● Stored records:
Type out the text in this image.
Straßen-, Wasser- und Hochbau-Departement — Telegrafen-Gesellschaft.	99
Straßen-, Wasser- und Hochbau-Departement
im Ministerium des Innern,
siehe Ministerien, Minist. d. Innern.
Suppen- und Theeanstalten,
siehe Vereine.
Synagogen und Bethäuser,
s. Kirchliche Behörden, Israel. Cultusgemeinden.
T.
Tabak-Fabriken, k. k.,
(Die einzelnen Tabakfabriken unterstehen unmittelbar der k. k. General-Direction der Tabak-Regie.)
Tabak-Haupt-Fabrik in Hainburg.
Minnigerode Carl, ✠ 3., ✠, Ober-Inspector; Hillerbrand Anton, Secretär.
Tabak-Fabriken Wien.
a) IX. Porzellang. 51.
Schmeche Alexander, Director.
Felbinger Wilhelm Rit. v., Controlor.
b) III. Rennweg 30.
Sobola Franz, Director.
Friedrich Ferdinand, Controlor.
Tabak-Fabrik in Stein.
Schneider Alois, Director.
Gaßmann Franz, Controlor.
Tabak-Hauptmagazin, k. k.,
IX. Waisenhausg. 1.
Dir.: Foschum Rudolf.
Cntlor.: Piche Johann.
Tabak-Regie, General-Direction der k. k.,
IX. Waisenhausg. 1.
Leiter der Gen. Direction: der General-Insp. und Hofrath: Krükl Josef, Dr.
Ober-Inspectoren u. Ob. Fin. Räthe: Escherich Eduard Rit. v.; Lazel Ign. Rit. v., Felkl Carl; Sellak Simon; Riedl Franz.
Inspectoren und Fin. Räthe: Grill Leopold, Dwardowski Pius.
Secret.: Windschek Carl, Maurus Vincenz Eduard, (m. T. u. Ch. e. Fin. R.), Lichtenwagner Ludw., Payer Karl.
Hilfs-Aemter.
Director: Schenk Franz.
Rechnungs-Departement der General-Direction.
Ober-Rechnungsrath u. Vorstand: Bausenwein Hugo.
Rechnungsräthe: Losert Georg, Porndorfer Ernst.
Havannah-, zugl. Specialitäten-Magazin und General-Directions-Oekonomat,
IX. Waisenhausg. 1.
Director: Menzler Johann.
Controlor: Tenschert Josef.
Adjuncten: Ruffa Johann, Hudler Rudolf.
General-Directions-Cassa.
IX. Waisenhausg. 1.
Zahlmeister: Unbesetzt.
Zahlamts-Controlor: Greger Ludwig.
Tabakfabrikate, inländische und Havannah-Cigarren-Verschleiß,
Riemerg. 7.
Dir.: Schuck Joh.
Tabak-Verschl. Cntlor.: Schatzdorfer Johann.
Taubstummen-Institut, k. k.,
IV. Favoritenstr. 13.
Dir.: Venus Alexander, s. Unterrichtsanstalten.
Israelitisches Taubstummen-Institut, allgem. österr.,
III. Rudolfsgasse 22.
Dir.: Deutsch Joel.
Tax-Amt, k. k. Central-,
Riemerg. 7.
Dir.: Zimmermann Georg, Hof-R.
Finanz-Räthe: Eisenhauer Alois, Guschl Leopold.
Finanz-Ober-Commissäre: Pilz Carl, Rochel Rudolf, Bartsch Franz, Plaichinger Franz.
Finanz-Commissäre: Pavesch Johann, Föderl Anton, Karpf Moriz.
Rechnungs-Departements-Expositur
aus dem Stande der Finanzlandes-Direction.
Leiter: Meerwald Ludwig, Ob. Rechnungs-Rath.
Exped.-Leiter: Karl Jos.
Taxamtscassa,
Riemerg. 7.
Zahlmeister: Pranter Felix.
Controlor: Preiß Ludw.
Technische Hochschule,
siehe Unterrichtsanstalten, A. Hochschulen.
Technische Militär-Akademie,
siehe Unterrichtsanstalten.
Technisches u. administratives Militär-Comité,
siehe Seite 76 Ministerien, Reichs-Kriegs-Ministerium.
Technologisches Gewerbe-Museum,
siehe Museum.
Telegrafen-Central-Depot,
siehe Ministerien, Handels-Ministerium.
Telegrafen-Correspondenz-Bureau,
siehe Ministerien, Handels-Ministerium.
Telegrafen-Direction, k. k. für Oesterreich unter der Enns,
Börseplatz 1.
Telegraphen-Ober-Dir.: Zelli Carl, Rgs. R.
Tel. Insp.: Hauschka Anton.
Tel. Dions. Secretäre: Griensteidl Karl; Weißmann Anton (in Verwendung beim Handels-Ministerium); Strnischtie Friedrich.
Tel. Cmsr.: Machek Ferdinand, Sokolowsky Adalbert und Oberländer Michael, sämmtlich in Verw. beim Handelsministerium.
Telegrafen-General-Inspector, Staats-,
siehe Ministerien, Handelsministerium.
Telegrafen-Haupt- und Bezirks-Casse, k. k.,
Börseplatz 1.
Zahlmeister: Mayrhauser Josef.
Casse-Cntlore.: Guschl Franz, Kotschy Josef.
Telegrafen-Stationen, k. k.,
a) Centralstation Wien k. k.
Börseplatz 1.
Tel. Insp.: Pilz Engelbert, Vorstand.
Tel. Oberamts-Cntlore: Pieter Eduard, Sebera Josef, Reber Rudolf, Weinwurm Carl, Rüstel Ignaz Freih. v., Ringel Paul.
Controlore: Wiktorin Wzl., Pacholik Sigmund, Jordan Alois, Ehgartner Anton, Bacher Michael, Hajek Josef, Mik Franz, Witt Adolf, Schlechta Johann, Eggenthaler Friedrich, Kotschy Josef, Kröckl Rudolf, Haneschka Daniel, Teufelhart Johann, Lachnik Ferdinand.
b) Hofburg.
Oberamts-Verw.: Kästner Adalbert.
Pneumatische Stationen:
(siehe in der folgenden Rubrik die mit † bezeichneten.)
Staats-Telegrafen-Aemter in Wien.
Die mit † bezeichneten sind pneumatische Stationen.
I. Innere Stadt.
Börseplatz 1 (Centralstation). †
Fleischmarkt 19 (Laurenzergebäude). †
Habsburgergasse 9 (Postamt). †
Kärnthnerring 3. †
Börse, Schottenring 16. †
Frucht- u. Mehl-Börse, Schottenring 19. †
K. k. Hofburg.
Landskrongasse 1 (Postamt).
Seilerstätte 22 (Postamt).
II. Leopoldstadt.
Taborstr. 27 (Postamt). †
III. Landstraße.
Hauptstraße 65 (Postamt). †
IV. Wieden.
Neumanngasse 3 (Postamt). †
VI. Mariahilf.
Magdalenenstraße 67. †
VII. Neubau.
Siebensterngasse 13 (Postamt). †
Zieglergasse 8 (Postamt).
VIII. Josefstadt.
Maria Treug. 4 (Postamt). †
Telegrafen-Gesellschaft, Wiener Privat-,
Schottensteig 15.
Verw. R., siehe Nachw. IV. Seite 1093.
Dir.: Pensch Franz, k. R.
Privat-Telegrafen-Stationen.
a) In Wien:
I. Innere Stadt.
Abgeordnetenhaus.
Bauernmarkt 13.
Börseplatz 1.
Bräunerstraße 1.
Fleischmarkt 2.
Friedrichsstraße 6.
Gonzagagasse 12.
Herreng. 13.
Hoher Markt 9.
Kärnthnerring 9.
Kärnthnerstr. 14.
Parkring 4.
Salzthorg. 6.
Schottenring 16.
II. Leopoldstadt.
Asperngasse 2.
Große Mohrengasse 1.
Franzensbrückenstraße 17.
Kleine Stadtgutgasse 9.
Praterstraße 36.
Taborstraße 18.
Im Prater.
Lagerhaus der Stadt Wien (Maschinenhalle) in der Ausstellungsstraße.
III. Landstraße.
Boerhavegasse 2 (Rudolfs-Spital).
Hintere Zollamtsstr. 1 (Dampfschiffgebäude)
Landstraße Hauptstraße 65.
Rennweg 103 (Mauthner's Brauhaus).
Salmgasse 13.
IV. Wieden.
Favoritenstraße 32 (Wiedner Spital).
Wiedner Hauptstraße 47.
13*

● Do this: Your task is to repeat every line exactly.

● Response:
Type out the text in this image.
Straßen-, Wasser- und Hochbau-Departement — Telegrafen-Gesellschaft.	99
Straßen-, Wasser- und Hochbau-Departement
im Ministerium des Innern,
siehe Ministerien, Minist. d. Innern.
Suppen- und Theeanstalten,
siehe Vereine.
Synagogen und Bethäuser,
s. Kirchliche Behörden, Israel. Cultusgemeinden.
T.
Tabak-Fabriken, k. k.,
(Die einzelnen Tabakfabriken unterstehen unmittelbar der k. k. General-Direction der Tabak-Regie.)
Tabak-Haupt-Fabrik in Hainburg.
Minnigerode Carl, ✠ 3., ✠, Ober-Inspector; Hillerbrand Anton, Secretär.
Tabak-Fabriken Wien.
a) IX. Porzellang. 51.
Schmeche Alexander, Director.
Felbinger Wilhelm Rit. v., Controlor.
b) III. Rennweg 30.
Sobola Franz, Director.
Friedrich Ferdinand, Controlor.
Tabak-Fabrik in Stein.
Schneider Alois, Director.
Gaßmann Franz, Controlor.
Tabak-Hauptmagazin, k. k.,
IX. Waisenhausg. 1.
Dir.: Foschum Rudolf.
Cntlor.: Piche Johann.
Tabak-Regie, General-Direction der k. k.,
IX. Waisenhausg. 1.
Leiter der Gen. Direction: der General-Insp. und Hofrath: Krükl Josef, Dr.
Ober-Inspectoren u. Ob. Fin. Räthe: Escherich Eduard Rit. v.; Lazel Ign. Rit. v., Felkl Carl; Sellak Simon; Riedl Franz.
Inspectoren und Fin. Räthe: Grill Leopold, Dwardowski Pius.
Secret.: Windschek Carl, Maurus Vincenz Eduard, (m. T. u. Ch. e. Fin. R.), Lichtenwagner Ludw., Payer Karl.
Hilfs-Aemter.
Director: Schenk Franz.
Rechnungs-Departement der General-Direction.
Ober-Rechnungsrath u. Vorstand: Bausenwein Hugo.
Rechnungsräthe: Losert Georg, Porndorfer Ernst.
Havannah-, zugl. Specialitäten-Magazin und General-Directions-Oekonomat,
IX. Waisenhausg. 1.
Director: Menzler Johann.
Controlor: Tenschert Josef.
Adjuncten: Ruffa Johann, Hudler Rudolf.
General-Directions-Cassa.
IX. Waisenhausg. 1.
Zahlmeister: Unbesetzt.
Zahlamts-Controlor: Greger Ludwig.
Tabakfabrikate, inländische und Havannah-Cigarren-Verschleiß,
Riemerg. 7.
Dir.: Schuck Joh.
Tabak-Verschl. Cntlor.: Schatzdorfer Johann.
Taubstummen-Institut, k. k.,
IV. Favoritenstr. 13.
Dir.: Venus Alexander, s. Unterrichtsanstalten.
Israelitisches Taubstummen-Institut, allgem. österr.,
III. Rudolfsgasse 22.
Dir.: Deutsch Joel.
Tax-Amt, k. k. Central-,
Riemerg. 7.
Dir.: Zimmermann Georg, Hof-R.
Finanz-Räthe: Eisenhauer Alois, Guschl Leopold.
Finanz-Ober-Commissäre: Pilz Carl, Rochel Rudolf, Bartsch Franz, Plaichinger Franz.
Finanz-Commissäre: Pavesch Johann, Föderl Anton, Karpf Moriz.
Rechnungs-Departements-Expositur
aus dem Stande der Finanzlandes-Direction.
Leiter: Meerwald Ludwig, Ob. Rechnungs-Rath.
Exped.-Leiter: Karl Jos.
Taxamtscassa,
Riemerg. 7.
Zahlmeister: Pranter Felix.
Controlor: Preiß Ludw.
Technische Hochschule,
siehe Unterrichtsanstalten, A. Hochschulen.
Technische Militär-Akademie,
siehe Unterrichtsanstalten.
Technisches u. administratives Militär-Comité,
siehe Seite 76 Ministerien, Reichs-Kriegs-Ministerium.
Technologisches Gewerbe-Museum,
siehe Museum.
Telegrafen-Central-Depot,
siehe Ministerien, Handels-Ministerium.
Telegrafen-Correspondenz-Bureau,
siehe Ministerien, Handels-Ministerium.
Telegrafen-Direction, k. k. für Oesterreich unter der Enns,
Börseplatz 1.
Telegraphen-Ober-Dir.: Zelli Carl, Rgs. R.
Tel. Insp.: Hauschka Anton.
Tel. Dions. Secretäre: Griensteidl Karl; Weißmann Anton (in Verwendung beim Handels-Ministerium); Strnischtie Friedrich.
Tel. Cmsr.: Machek Ferdinand, Sokolowsky Adalbert und Oberländer Michael, sämmtlich in Verw. beim Handelsministerium.
Telegrafen-General-Inspector, Staats-,
siehe Ministerien, Handelsministerium.
Telegrafen-Haupt- und Bezirks-Casse, k. k.,
Börseplatz 1.
Zahlmeister: Mayrhauser Josef.
Casse-Cntlore.: Guschl Franz, Kotschy Josef.
Telegrafen-Stationen, k. k.,
a) Centralstation Wien k. k.
Börseplatz 1.
Tel. Insp.: Pilz Engelbert, Vorstand.
Tel. Oberamts-Cntlore: Pieter Eduard, Sebera Josef, Reber Rudolf, Weinwurm Carl, Rüstel Ignaz Freih. v., Ringel Paul.
Controlore: Wiktorin Wzl., Pacholik Sigmund, Jordan Alois, Ehgartner Anton, Bacher Michael, Hajek Josef, Mik Franz, Witt Adolf, Schlechta Johann, Eggenthaler Friedrich, Kotschy Josef, Kröckl Rudolf, Haneschka Daniel, Teufelhart Johann, Lachnik Ferdinand.
b) Hofburg.
Oberamts-Verw.: Kästner Adalbert.
Pneumatische Stationen:
(siehe in der folgenden Rubrik die mit † bezeichneten.)
Staats-Telegrafen-Aemter in Wien.
Die mit † bezeichneten sind pneumatische Stationen.
I. Innere Stadt.
Börseplatz 1 (Centralstation). †
Fleischmarkt 19 (Laurenzergebäude). †
Habsburgergasse 9 (Postamt). †
Kärnthnerring 3. †
Börse, Schottenring 16. †
Frucht- u. Mehl-Börse, Schottenring 19. †
K. k. Hofburg.
Landskrongasse 1 (Postamt).
Seilerstätte 22 (Postamt).
II. Leopoldstadt.
Taborstr. 27 (Postamt). †
III. Landstraße.
Hauptstraße 65 (Postamt). †
IV. Wieden.
Neumanngasse 3 (Postamt). †
VI. Mariahilf.
Magdalenenstraße 67. †
VII. Neubau.
Siebensterngasse 13 (Postamt). †
Zieglergasse 8 (Postamt).
VIII. Josefstadt.
Maria Treug. 4 (Postamt). †
Telegrafen-Gesellschaft, Wiener Privat-,
Schottensteig 15.
Verw. R., siehe Nachw. IV. Seite 1093.
Dir.: Pensch Franz, k. R.
Privat-Telegrafen-Stationen.
a) In Wien:
I. Innere Stadt.
Abgeordnetenhaus.
Bauernmarkt 13.
Börseplatz 1.
Bräunerstraße 1.
Fleischmarkt 2.
Friedrichsstraße 6.
Gonzagagasse 12.
Herreng. 13.
Hoher Markt 9.
Kärnthnerring 9.
Kärnthnerstr. 14.
Parkring 4.
Salzthorg. 6.
Schottenring 16.
II. Leopoldstadt.
Asperngasse 2.
Große Mohrengasse 1.
Franzensbrückenstraße 17.
Kleine Stadtgutgasse 9.
Praterstraße 36.
Taborstraße 18.
Im Prater.
Lagerhaus der Stadt Wien (Maschinenhalle) in der Ausstellungsstraße.
III. Landstraße.
Boerhavegasse 2 (Rudolfs-Spital).
Hintere Zollamtsstr. 1 (Dampfschiffgebäude)
Landstraße Hauptstraße 65.
Rennweg 103 (Mauthner's Brauhaus).
Salmgasse 13.
IV. Wieden.
Favoritenstraße 32 (Wiedner Spital).
Wiedner Hauptstraße 47.
13*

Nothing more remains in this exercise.